_Your task:_
Set out each line from the following listing that includes the word "virtual".

_Data for this task:_
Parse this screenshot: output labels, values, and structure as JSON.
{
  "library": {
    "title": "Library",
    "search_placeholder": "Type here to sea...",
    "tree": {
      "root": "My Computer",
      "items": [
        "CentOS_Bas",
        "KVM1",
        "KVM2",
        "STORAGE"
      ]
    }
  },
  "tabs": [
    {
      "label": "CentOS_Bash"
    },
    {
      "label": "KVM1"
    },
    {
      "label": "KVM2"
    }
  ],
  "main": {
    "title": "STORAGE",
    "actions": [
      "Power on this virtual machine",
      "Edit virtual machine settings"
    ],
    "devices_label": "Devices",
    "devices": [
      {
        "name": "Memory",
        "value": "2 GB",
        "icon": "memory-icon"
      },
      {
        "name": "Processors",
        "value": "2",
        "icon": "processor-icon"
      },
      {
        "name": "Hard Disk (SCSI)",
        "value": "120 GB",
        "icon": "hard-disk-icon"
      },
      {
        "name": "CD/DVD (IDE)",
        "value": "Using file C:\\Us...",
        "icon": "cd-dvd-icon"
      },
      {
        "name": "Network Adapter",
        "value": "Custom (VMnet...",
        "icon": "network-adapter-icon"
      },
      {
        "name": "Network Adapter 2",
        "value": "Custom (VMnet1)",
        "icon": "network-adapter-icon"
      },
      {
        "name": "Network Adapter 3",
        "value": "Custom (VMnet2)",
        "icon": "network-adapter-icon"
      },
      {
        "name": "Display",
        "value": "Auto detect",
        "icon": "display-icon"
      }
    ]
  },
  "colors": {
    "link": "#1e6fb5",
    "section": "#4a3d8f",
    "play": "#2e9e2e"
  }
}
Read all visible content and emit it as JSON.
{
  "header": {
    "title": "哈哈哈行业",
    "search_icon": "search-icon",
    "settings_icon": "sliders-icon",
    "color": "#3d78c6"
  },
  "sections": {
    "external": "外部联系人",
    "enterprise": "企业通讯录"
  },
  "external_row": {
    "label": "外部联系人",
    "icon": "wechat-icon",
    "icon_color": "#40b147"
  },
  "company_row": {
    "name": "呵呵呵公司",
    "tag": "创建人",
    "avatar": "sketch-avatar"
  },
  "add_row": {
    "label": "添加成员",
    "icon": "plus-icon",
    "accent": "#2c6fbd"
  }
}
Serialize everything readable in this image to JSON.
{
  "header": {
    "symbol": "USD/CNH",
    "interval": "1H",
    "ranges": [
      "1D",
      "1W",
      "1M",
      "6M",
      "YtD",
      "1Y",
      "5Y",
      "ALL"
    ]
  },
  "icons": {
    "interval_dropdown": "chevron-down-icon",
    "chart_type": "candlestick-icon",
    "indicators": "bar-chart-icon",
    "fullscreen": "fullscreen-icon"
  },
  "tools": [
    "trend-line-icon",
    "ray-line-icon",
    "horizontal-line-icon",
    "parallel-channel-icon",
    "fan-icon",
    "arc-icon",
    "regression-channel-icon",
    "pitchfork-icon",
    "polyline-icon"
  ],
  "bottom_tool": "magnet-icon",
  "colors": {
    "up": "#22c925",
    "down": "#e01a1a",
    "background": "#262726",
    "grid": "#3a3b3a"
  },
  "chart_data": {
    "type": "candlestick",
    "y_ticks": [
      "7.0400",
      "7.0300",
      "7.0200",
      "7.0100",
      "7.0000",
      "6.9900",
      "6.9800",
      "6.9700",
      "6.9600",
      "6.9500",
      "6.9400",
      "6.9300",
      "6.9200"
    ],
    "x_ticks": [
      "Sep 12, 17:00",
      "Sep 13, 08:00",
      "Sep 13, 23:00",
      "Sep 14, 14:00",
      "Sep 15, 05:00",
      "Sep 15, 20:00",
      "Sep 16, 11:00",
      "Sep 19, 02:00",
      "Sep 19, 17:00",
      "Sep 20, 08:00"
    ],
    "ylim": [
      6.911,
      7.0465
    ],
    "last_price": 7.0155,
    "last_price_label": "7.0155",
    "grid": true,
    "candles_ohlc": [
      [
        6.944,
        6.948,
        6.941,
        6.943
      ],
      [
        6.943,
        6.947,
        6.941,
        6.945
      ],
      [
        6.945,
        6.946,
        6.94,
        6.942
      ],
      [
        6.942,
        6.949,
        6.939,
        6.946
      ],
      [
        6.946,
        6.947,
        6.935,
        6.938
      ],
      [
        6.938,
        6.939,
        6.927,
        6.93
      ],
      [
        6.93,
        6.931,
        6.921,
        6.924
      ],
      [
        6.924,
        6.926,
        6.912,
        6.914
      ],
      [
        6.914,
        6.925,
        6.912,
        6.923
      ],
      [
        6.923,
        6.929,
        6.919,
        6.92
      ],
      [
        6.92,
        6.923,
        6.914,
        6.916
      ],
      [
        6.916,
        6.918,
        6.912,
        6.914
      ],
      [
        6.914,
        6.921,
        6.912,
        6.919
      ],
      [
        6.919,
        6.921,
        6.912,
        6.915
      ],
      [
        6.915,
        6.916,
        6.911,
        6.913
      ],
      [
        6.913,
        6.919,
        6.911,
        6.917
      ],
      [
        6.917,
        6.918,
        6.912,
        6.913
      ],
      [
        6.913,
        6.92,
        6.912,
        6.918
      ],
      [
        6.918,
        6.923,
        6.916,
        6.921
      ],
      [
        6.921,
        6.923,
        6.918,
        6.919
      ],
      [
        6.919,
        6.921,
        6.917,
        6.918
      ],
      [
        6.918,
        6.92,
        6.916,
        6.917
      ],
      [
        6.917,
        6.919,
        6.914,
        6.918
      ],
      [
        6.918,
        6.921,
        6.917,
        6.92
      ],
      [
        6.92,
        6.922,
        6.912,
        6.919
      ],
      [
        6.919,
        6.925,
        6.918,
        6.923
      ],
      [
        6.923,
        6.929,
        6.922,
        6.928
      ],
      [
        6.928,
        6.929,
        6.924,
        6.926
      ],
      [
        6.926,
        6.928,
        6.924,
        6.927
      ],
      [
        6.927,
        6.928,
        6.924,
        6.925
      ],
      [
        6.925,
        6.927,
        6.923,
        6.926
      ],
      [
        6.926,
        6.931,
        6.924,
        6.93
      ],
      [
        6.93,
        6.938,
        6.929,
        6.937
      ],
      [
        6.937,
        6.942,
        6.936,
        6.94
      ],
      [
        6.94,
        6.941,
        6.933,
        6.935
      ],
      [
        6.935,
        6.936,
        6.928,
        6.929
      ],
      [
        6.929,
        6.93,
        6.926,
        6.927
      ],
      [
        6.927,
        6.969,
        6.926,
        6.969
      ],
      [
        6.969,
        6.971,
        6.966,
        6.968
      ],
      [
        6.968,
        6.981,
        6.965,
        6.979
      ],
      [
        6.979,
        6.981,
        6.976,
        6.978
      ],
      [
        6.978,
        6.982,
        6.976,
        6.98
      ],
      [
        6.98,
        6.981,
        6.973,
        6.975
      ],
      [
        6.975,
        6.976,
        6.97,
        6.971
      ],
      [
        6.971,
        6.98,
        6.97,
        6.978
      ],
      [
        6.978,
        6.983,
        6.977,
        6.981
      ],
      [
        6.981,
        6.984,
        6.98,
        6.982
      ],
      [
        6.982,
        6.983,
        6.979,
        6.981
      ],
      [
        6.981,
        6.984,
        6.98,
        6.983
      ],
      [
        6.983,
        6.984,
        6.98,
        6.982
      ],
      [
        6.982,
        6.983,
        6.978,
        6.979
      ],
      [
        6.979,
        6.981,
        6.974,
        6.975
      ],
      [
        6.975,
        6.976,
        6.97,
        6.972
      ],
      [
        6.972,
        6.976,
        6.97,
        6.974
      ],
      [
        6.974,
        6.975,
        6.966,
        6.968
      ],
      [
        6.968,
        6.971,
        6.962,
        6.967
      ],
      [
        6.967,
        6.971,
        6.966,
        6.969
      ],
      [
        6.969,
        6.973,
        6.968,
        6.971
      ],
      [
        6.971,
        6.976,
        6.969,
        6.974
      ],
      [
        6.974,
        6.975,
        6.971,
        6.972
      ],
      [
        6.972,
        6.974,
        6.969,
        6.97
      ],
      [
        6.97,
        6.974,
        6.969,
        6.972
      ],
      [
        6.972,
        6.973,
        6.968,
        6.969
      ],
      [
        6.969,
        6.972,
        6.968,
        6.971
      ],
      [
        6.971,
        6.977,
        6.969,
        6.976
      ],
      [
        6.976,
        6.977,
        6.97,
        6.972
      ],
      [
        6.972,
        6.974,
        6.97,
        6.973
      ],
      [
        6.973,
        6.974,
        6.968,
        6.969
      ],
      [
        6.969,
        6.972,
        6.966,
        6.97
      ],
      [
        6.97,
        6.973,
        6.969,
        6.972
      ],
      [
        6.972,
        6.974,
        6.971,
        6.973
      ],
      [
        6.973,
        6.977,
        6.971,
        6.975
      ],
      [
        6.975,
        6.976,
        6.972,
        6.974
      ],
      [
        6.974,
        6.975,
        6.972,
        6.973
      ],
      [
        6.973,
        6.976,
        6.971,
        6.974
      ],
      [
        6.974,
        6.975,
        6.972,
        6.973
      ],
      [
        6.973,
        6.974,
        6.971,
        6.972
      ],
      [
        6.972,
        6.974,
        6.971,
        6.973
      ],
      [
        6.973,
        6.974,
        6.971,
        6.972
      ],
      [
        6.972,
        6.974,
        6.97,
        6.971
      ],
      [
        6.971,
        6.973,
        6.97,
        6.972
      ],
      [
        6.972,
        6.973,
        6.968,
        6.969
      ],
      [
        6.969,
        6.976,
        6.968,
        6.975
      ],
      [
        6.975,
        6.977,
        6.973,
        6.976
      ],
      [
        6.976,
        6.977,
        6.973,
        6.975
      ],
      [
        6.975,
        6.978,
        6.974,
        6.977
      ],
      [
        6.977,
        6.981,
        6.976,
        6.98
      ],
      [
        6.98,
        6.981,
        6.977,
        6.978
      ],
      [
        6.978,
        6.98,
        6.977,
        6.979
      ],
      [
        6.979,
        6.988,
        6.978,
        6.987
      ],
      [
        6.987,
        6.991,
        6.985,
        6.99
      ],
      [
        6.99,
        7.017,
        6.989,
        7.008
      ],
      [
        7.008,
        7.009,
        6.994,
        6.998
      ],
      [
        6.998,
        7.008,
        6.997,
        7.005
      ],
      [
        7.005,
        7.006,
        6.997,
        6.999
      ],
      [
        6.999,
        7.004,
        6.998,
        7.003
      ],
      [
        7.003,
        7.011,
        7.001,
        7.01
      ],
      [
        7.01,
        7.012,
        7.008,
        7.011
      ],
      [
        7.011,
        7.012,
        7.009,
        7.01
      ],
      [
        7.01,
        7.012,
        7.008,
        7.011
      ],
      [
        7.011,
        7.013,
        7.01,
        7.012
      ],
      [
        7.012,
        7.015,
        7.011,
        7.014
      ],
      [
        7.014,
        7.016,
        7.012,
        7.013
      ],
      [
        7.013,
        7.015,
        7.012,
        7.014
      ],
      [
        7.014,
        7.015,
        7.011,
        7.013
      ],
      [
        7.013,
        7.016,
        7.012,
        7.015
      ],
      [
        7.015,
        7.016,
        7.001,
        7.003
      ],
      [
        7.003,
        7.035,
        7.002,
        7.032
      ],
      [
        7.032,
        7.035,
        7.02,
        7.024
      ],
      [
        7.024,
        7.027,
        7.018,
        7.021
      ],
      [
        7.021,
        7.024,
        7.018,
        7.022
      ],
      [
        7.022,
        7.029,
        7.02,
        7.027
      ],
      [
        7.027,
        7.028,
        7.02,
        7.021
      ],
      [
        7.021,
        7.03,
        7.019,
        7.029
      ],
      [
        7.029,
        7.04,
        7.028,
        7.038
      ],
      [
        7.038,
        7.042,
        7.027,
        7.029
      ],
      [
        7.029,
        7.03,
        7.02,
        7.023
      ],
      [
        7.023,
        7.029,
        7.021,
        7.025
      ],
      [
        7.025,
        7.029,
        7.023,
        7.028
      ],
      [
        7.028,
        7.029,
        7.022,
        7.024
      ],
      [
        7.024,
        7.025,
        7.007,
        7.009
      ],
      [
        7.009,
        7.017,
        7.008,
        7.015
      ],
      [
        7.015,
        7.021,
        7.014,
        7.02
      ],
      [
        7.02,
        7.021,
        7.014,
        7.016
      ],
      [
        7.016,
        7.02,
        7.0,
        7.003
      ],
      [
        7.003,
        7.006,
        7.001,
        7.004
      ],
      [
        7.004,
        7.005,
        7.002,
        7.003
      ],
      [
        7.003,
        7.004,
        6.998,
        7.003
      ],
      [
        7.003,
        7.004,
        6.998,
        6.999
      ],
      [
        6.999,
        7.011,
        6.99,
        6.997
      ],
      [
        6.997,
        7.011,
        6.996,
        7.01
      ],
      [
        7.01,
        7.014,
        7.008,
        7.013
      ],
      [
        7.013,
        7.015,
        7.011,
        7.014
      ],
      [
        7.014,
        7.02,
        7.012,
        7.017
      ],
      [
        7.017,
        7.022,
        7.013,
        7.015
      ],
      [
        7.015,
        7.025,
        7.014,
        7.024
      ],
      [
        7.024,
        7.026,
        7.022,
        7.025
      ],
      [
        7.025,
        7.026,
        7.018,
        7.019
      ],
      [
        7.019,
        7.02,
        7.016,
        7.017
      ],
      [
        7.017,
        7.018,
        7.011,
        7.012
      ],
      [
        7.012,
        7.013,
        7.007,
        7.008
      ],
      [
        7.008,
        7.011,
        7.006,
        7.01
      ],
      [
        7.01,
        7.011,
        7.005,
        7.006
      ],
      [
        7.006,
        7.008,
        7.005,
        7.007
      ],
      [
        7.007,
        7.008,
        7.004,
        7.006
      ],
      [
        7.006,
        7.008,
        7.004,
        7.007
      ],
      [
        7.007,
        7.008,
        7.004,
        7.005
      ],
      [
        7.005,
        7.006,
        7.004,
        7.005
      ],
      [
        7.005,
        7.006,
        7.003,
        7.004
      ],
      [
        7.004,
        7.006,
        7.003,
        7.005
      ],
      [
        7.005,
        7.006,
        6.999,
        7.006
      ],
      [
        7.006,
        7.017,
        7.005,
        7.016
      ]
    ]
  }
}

_Solution to this problem:_
      "Power on this virtual machine",
      "Edit virtual machine settings"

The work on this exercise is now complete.